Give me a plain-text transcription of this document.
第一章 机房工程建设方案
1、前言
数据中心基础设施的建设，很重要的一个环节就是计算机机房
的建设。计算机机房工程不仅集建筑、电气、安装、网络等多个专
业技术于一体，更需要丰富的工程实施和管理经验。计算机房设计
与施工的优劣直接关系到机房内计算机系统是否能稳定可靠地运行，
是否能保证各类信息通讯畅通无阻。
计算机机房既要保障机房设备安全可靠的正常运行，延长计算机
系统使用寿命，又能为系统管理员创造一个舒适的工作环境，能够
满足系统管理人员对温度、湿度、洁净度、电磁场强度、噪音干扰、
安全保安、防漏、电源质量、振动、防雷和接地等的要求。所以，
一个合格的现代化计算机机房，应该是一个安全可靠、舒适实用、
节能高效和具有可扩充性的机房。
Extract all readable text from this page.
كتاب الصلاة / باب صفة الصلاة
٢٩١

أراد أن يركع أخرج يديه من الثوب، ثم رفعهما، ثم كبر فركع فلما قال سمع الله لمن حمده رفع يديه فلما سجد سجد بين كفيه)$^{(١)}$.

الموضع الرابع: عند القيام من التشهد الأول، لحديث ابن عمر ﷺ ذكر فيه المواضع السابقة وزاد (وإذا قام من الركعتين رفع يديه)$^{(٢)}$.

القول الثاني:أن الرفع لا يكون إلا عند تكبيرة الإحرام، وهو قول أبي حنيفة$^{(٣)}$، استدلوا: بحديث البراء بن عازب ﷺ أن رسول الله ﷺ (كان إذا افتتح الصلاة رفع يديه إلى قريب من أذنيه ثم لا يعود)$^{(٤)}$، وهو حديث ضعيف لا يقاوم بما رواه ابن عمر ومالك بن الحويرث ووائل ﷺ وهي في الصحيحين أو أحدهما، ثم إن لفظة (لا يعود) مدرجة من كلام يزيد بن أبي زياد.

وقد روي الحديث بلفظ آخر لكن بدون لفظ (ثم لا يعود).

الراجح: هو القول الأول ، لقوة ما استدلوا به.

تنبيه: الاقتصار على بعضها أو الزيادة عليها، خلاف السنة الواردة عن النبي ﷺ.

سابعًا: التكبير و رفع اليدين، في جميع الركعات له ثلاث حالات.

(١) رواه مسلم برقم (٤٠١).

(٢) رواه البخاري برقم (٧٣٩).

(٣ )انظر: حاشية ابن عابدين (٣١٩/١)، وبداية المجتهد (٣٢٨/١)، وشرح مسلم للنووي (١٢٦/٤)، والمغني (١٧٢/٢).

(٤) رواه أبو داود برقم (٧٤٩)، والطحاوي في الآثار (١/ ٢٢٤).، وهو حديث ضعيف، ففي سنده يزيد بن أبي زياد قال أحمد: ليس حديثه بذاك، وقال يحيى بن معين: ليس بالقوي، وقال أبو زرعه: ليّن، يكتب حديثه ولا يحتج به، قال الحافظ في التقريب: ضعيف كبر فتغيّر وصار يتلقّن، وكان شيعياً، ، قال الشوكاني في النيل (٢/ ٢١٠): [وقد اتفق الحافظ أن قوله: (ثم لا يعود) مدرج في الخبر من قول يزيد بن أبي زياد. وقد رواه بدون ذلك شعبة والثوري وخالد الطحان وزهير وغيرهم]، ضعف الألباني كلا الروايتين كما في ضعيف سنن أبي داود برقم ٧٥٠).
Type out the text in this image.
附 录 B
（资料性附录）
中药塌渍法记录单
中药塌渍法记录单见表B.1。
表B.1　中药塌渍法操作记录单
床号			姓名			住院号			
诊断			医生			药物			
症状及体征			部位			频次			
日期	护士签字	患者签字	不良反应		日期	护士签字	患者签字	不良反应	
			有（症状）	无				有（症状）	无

Task prompt: Return each line of the listing that holds the string "text".

Result:
Give me a plain-text transcription of this document.
Extract all readable text from this page.
Type out the text in this image.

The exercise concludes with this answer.